▸ PROBLEM
Which lines below hold the word "имущества"? Copy all of them.
** Begin RECORDS SHOWN **
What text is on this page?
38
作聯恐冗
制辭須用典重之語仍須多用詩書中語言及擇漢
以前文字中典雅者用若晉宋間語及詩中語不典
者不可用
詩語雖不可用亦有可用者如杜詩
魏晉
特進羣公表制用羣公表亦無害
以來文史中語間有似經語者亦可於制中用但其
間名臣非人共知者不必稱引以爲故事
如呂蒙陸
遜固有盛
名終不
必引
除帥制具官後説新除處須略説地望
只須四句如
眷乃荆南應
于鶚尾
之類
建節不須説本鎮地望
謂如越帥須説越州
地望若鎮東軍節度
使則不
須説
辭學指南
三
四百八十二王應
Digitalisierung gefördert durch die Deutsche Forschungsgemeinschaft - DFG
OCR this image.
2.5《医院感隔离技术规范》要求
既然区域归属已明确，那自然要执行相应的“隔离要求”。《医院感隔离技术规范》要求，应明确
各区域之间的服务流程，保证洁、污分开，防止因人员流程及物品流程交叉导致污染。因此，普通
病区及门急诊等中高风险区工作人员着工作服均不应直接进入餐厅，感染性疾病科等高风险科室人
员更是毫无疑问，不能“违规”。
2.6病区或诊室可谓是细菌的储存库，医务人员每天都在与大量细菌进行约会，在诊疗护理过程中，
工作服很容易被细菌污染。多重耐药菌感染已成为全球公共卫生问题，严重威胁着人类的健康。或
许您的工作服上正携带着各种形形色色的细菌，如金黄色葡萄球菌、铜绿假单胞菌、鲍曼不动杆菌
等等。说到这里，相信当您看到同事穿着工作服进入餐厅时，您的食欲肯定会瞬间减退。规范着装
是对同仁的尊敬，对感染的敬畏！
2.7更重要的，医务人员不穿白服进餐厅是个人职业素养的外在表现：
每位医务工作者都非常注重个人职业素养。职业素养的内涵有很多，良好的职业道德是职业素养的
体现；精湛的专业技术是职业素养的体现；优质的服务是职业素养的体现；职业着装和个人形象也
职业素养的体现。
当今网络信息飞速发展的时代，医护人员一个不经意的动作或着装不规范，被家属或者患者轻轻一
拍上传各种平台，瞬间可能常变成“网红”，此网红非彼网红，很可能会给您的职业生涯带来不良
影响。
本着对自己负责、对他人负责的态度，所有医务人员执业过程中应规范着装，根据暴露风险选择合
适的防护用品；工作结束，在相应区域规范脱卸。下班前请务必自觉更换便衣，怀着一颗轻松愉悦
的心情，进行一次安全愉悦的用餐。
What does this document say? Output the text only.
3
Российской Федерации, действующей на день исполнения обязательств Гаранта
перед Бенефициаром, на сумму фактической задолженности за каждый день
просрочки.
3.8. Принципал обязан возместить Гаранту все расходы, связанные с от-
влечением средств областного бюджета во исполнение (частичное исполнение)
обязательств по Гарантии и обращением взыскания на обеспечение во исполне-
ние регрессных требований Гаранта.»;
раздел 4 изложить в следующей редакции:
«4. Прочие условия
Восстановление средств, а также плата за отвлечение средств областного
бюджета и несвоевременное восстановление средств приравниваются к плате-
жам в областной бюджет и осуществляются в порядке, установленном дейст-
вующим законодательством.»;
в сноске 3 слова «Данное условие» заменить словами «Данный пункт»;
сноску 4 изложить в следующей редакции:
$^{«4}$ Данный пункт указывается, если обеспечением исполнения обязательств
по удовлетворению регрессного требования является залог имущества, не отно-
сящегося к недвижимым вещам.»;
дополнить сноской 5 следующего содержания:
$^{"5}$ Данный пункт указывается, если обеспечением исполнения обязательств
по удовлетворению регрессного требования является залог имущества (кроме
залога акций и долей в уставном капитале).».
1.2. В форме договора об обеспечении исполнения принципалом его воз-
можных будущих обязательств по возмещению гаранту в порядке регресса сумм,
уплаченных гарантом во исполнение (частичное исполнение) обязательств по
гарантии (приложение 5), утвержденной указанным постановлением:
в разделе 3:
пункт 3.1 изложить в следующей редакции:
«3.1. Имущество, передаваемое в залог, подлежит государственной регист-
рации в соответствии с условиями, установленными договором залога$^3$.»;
** End RECORDS SHOWN **
▸ RESPONSE TO THIS EXERCISE
по удовлетворению регрессного требования является залог имущества, не отно-
по удовлетворению регрессного требования является залог имущества (кроме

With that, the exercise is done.